● MATERIAL FOR THE TASK:
▬▬▬▬▬▬▬▬▬▬

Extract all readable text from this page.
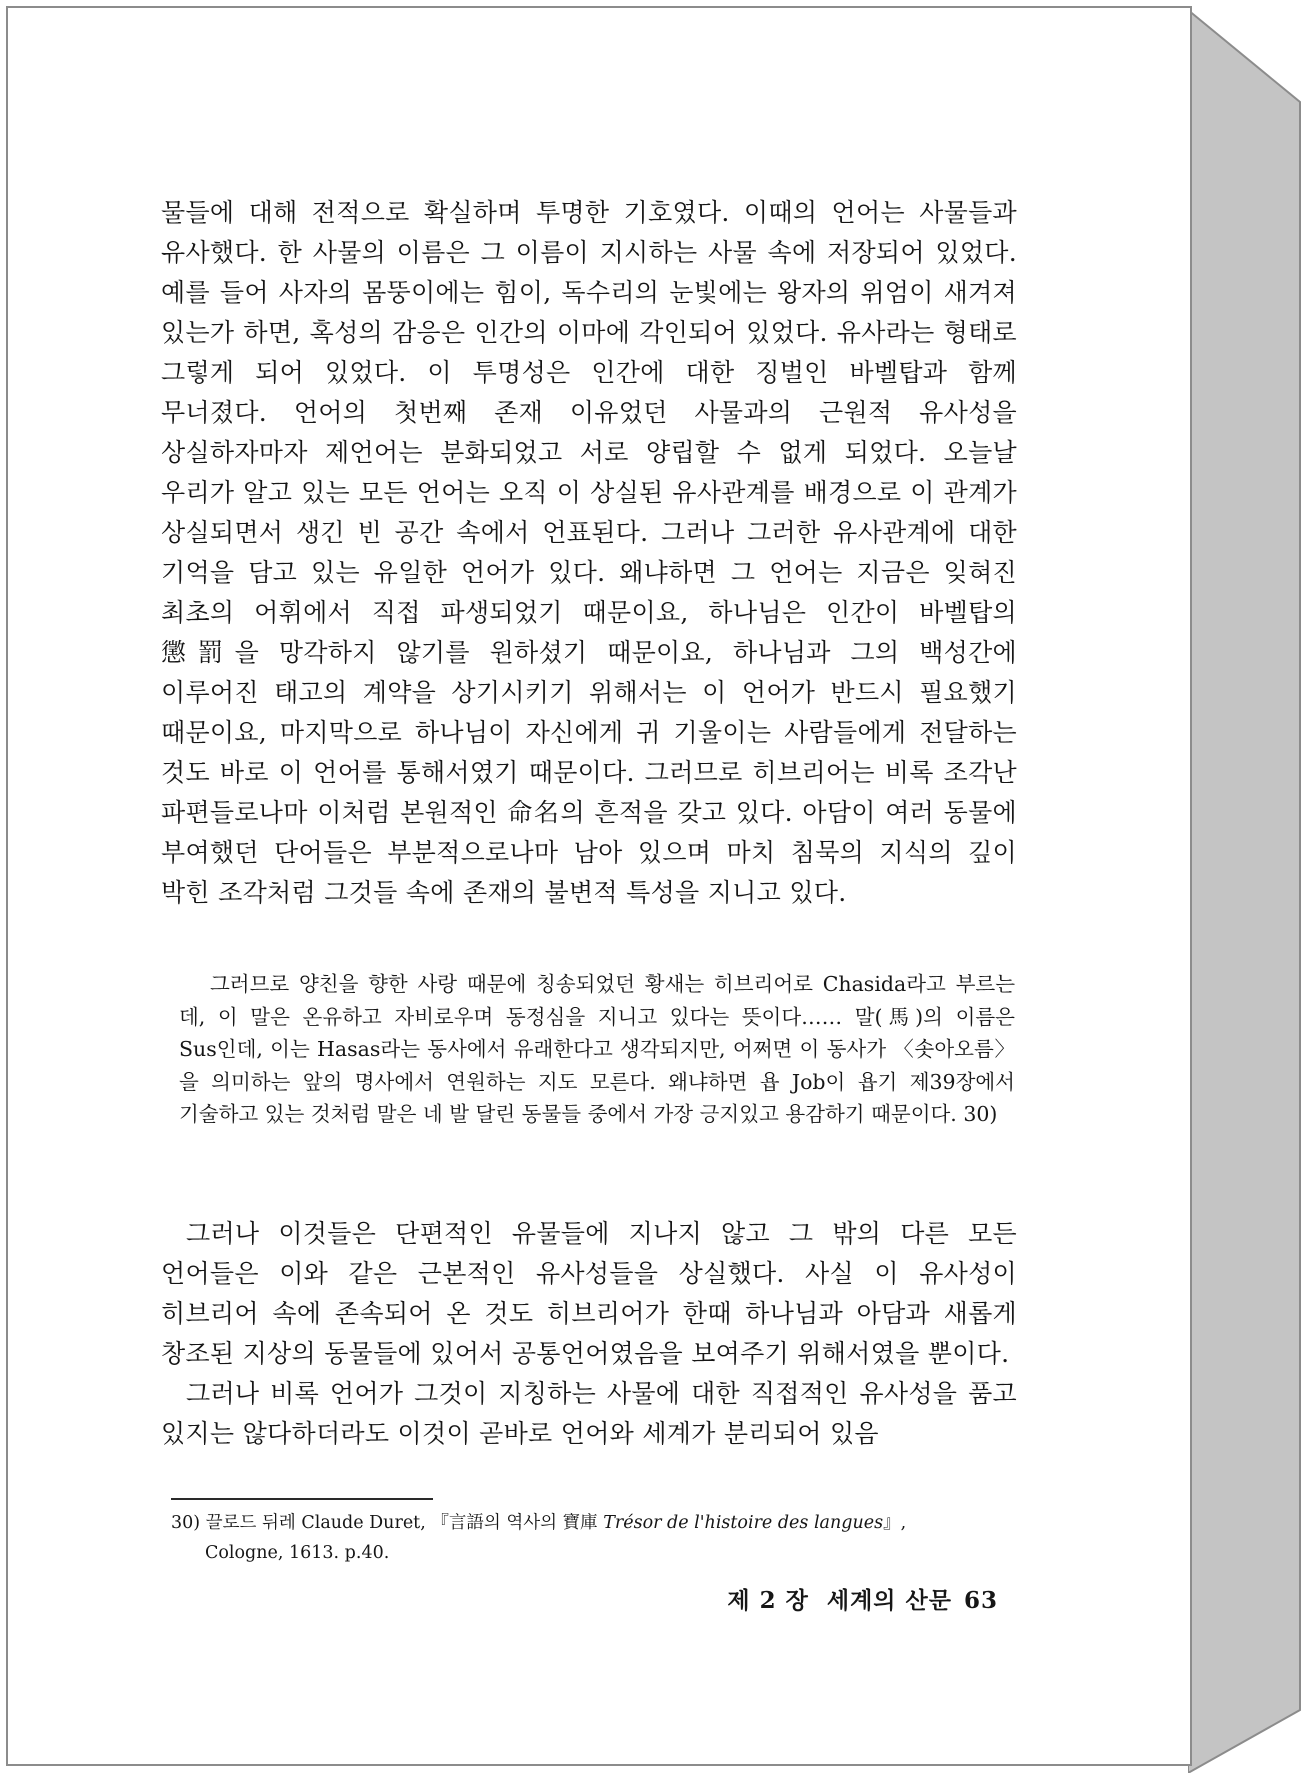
물들에 대해 전적으로 확실하며 투명한 기호였다. 이때의 언어는 사물들과 유사했다. 한 사물의 이름은 그 이름이 지시하는 사물 속에 저장되어 있었다. 예를 들어 사자의 몸뚱이에는 힘이, 독수리의 눈빛에는 왕자의 위엄이 새겨져 있는가 하면, 혹성의 감응은 인간의 이마에 각인되어 있었다. 유사라는 형태로 그렇게 되어 있었다. 이 투명성은 인간에 대한 징벌인 바벨탑과 함께 무너졌다. 언어의 첫번째 존재 이유었던 사물과의 근원적 유사성을 상실하자마자 제언어는 분화되었고 서로 양립할 수 없게 되었다. 오늘날 우리가 알고 있는 모든 언어는 오직 이 상실된 유사관계를 배경으로 이 관계가 상실되면서 생긴 빈 공간 속에서 언표된다. 그러나 그러한 유사관계에 대한 기억을 담고 있는 유일한 언어가 있다. 왜냐하면 그 언어는 지금은 잊혀진 최초의 어휘에서 직접 파생되었기 때문이요, 하나님은 인간이 바벨탑의 懲罰을 망각하지 않기를 원하셨기 때문이요, 하나님과 그의 백성간에 이루어진 태고의 계약을 상기시키기 위해서는 이 언어가 반드시 필요했기 때문이요, 마지막으로 하나님이 자신에게 귀 기울이는 사람들에게 전달하는 것도 바로 이 언어를 통해서였기 때문이다. 그러므로 히브리어는 비록 조각난 파편들로나마 이처럼 본원적인 命名의 흔적을 갖고 있다. 아담이 여러 동물에 부여했던 단어들은 부분적으로나마 남아 있으며 마치 침묵의 지식의 깊이 박힌 조각처럼 그것들 속에 존재의 불변적 특성을 지니고 있다.

그러므로 양친을 향한 사랑 때문에 칭송되었던 황새는 히브리어로 Chasida라고 부르는 데, 이 말은 온유하고 자비로우며 동정심을 지니고 있다는 뜻이다…… 말(馬)의 이름은 Sus인데, 이는 Hasas라는 동사에서 유래한다고 생각되지만, 어쩌면 이 동사가 〈솟아오름〉을 의미하는 앞의 명사에서 연원하는 지도 모른다. 왜냐하면 욥 Job이 욥기 제39장에서 기술하고 있는 것처럼 말은 네 발 달린 동물들 중에서 가장 긍지있고 용감하기 때문이다. 30)

그러나 이것들은 단편적인 유물들에 지나지 않고 그 밖의 다른 모든 언어들은 이와 같은 근본적인 유사성들을 상실했다. 사실 이 유사성이 히브리어 속에 존속되어 온 것도 히브리어가 한때 하나님과 아담과 새롭게 창조된 지상의 동물들에 있어서 공통언어였음을 보여주기 위해서였을 뿐이다.

그러나 비록 언어가 그것이 지칭하는 사물에 대한 직접적인 유사성을 품고 있지는 않다하더라도 이것이 곧바로 언어와 세계가 분리되어 있음

30) 끌로드 뒤레 Claude Duret, 『言語의 역사의 寶庫 Trésor de l'histoire des langues』,
Cologne, 1613. p.40.

제 2 장 세계의 산문 63
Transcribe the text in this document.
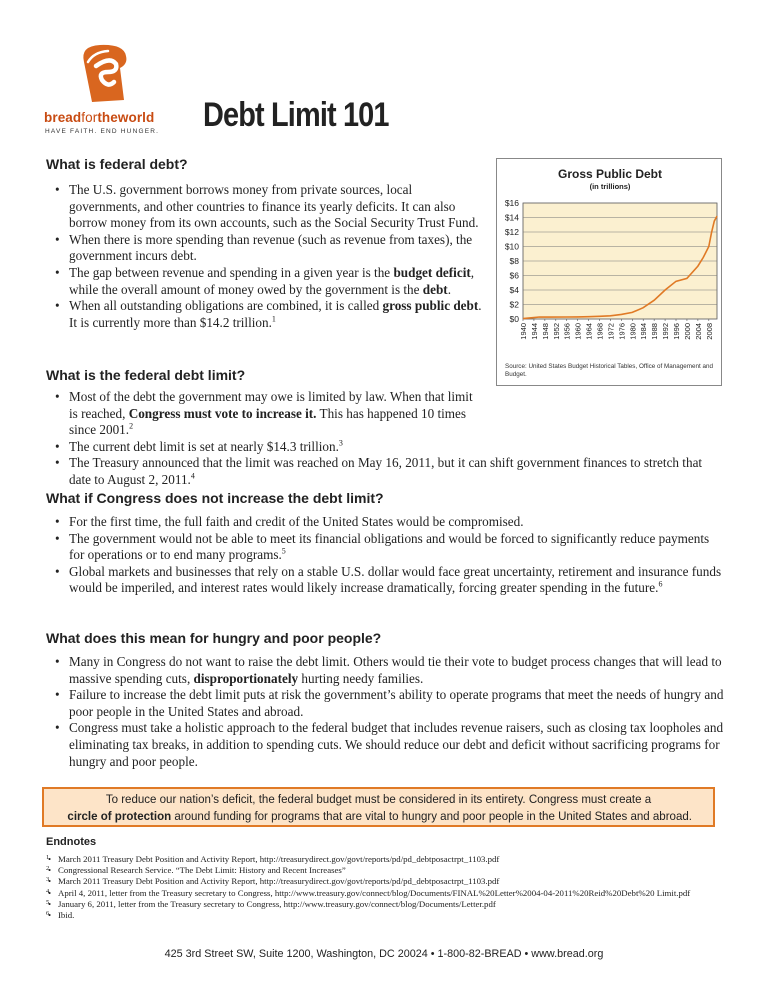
breadfortheworld
HAVE FAITH. END HUNGER. Debt Limit 101
What is federal debt?
• The U.S. government borrows money from private sources, local governments, and other countries to finance its yearly deficits. It can also borrow money from its own accounts, such as the Social Security Trust Fund.
• When there is more spending than revenue (such as revenue from taxes), the government incurs debt.
• The gap between revenue and spending in a given year is the budget deficit, while the overall amount of money owed by the government is the debt.
• When all outstanding obligations are combined, it is called gross public debt. It is currently more than $14.2 trillion.$^1$
Gross Public Debt
(in trillions)
$0
$2
$4
$6
$8
$10
$12
$14
$16
1940 1944 1948 1952 1956 1960 1964 1968 1972 1976 1980 1984 1988 1992 1996 2000 2004 2008
Source: United States Budget Historical Tables, Office of Management and Budget.
What is the federal debt limit?
• Most of the debt the government may owe is limited by law. When that limit is reached, Congress must vote to increase it. This has happened 10 times since 2001.$^2$
• The current debt limit is set at nearly $14.3 trillion.$^3$
• The Treasury announced that the limit was reached on May 16, 2011, but it can shift government finances to stretch that date to August 2, 2011.$^4$
What if Congress does not increase the debt limit?
• For the first time, the full faith and credit of the United States would be compromised.
• The government would not be able to meet its financial obligations and would be forced to significantly reduce payments for operations or to end many programs.$^5$
• Global markets and businesses that rely on a stable U.S. dollar would face great uncertainty, retirement and insurance funds would be imperiled, and interest rates would likely increase dramatically, forcing greater spending in the future.$^6$
What does this mean for hungry and poor people?
• Many in Congress do not want to raise the debt limit. Others would tie their vote to budget process changes that will lead to massive spending cuts, disproportionately hurting needy families.
• Failure to increase the debt limit puts at risk the government’s ability to operate programs that meet the needs of hungry and poor people in the United States and abroad.
• Congress must take a holistic approach to the federal budget that includes revenue raisers, such as closing tax loopholes and eliminating tax breaks, in addition to spending cuts. We should reduce our debt and deficit without sacrificing programs for hungry and poor people.
To reduce our nation’s deficit, the federal budget must be considered in its entirety. Congress must create a
circle of protection around funding for programs that are vital to hungry and poor people in the United States and abroad.
Endnotes
• 1 March 2011 Treasury Debt Position and Activity Report, http://treasurydirect.gov/govt/reports/pd/pd_debtposactrpt_1103.pdf
• 2 Congressional Research Service. “The Debt Limit: History and Recent Increases”
• 3 March 2011 Treasury Debt Position and Activity Report, http://treasurydirect.gov/govt/reports/pd/pd_debtposactrpt_1103.pdf
• 4 April 4, 2011, letter from the Treasury secretary to Congress, http://www.treasury.gov/connect/blog/Documents/FINAL%20Letter%2004-04-2011%20Reid%20Debt%20 Limit.pdf
• 5 January 6, 2011, letter from the Treasury secretary to Congress, http://www.treasury.gov/connect/blog/Documents/Letter.pdf
• 6 Ibid.
425 3rd Street SW, Suite 1200, Washington, DC 20024 • 1-800-82-BREAD • www.bread.org
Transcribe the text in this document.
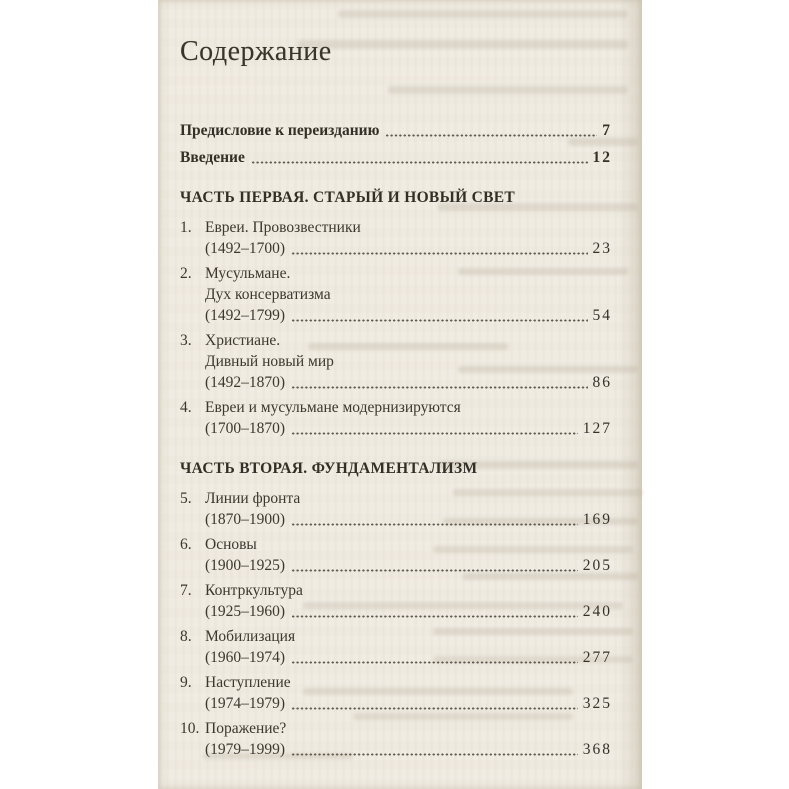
Содержание
Предисловие к переизданию	7
Введение	12
ЧАСТЬ ПЕРВАЯ. СТАРЫЙ И НОВЫЙ СВЕТ
1. Евреи. Провозвестники
(1492–1700)	23
2. Мусульмане.
Дух консерватизма
(1492–1799)	54
3. Христиане.
Дивный новый мир
(1492–1870)	86
4. Евреи и мусульмане модернизируются
(1700–1870)	127
ЧАСТЬ ВТОРАЯ. ФУНДАМЕНТАЛИЗМ
5. Линии фронта
(1870–1900)	169
6. Основы
(1900–1925)	205
7. Контркультура
(1925–1960)	240
8. Мобилизация
(1960–1974)	277
9. Наступление
(1974–1979)	325
10. Поражение?
(1979–1999)	368
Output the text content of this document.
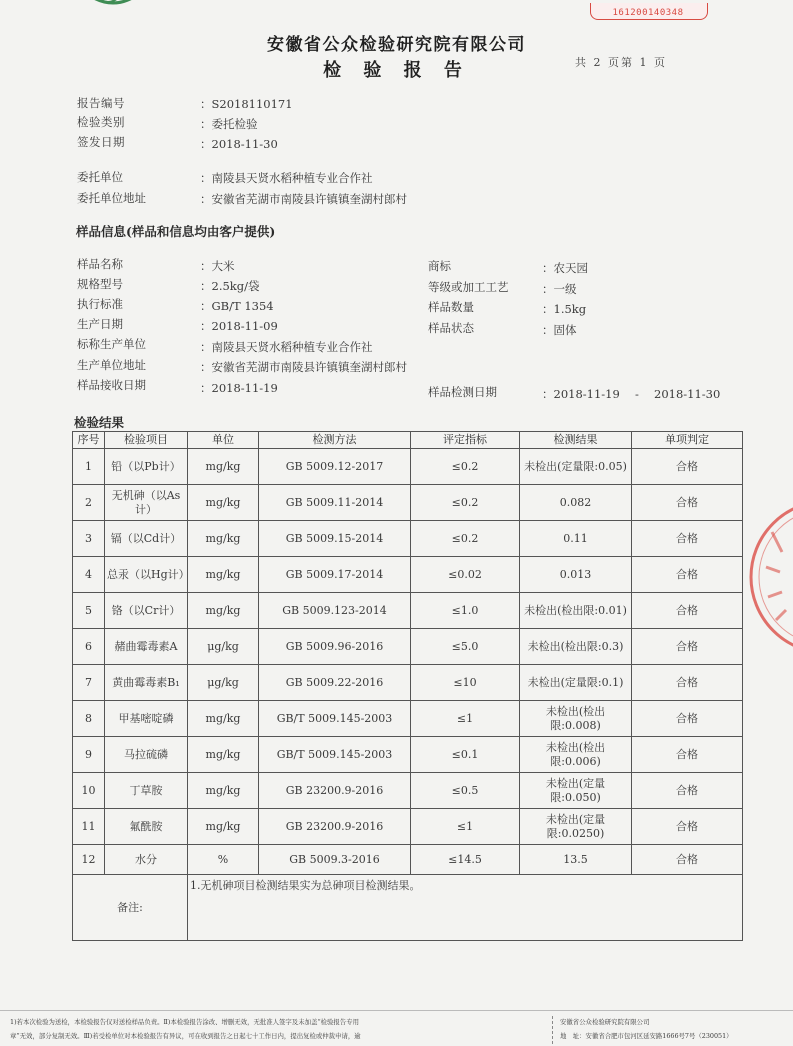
161200140348
安徽省公众检验研究院有限公司
检 验 报 告	共 2 页第 1 页
报告编号	：S2018110171
检验类别	：委托检验
签发日期	：2018-11-30
委托单位	：南陵县天贤水稻种植专业合作社
委托单位地址	：安徽省芜湖市南陵县许镇镇奎湖村郎村
样品信息(样品和信息均由客户提供)
样品名称	：大米
规格型号	：2.5kg/袋
执行标准	：GB/T 1354
生产日期	：2018-11-09
标称生产单位	：南陵县天贤水稻种植专业合作社
生产单位地址	：安徽省芜湖市南陵县许镇镇奎湖村郎村
样品接收日期	：2018-11-19
商标	：农天园
等级或加工工艺	：一级
样品数量	：1.5kg
样品状态	：固体
样品检测日期	：2018-11-19　 -　 2018-11-30
检验结果
序号	检验项目	单位	检测方法	评定指标	检测结果	单项判定
1	铅（以Pb计）	mg/kg	GB 5009.12-2017	≤0.2	未检出(定量限:0.05)	合格
2	无机砷（以As计）	mg/kg	GB 5009.11-2014	≤0.2	0.082	合格
3	镉（以Cd计）	mg/kg	GB 5009.15-2014	≤0.2	0.11	合格
4	总汞（以Hg计）	mg/kg	GB 5009.17-2014	≤0.02	0.013	合格
5	铬（以Cr计）	mg/kg	GB 5009.123-2014	≤1.0	未检出(检出限:0.01)	合格
6	赭曲霉毒素A	μg/kg	GB 5009.96-2016	≤5.0	未检出(检出限:0.3)	合格
7	黄曲霉毒素B₁	μg/kg	GB 5009.22-2016	≤10	未检出(定量限:0.1)	合格
8	甲基嘧啶磷	mg/kg	GB/T 5009.145-2003	≤1	未检出(检出限:0.008)	合格
9	马拉硫磷	mg/kg	GB/T 5009.145-2003	≤0.1	未检出(检出限:0.006)	合格
10	丁草胺	mg/kg	GB 23200.9-2016	≤0.5	未检出(定量限:0.050)	合格
11	氟酰胺	mg/kg	GB 23200.9-2016	≤1	未检出(定量限:0.0250)	合格
12	水分	%	GB 5009.3-2016	≤14.5	13.5	合格
备注:		1.无机砷项目检测结果实为总砷项目检测结果。				
1)若本次检验为送检，本检验报告仅对送检样品负责。Ⅱ)本检验报告涂改、增删无效，无批准人签字及未加盖“检验报告专用
章”无效，部分复制无效。Ⅲ)若受检单位对本检验报告有异议，可在收到报告之日起七十工作日内，提出复检或仲裁申请，逾
安徽省公众检验研究院有限公司
地　址：安徽省合肥市包河区延安路1666号7号（230051）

▬▬▬▬▬▬▬▬▬▬

● STATED EXERCISE: Search the data above for the string "vote" and copy each line that has it.

● COMPLETE ANSWER:
• Most of the debt the government may owe is limited by law. When that limit is reached, Congress must vote to increase it. This has happened 10 times since 2001.$^2$
• Many in Congress do not want to raise the debt limit. Others would tie their vote to budget process changes that will lead to massive spending cuts, disproportionately hurting needy families.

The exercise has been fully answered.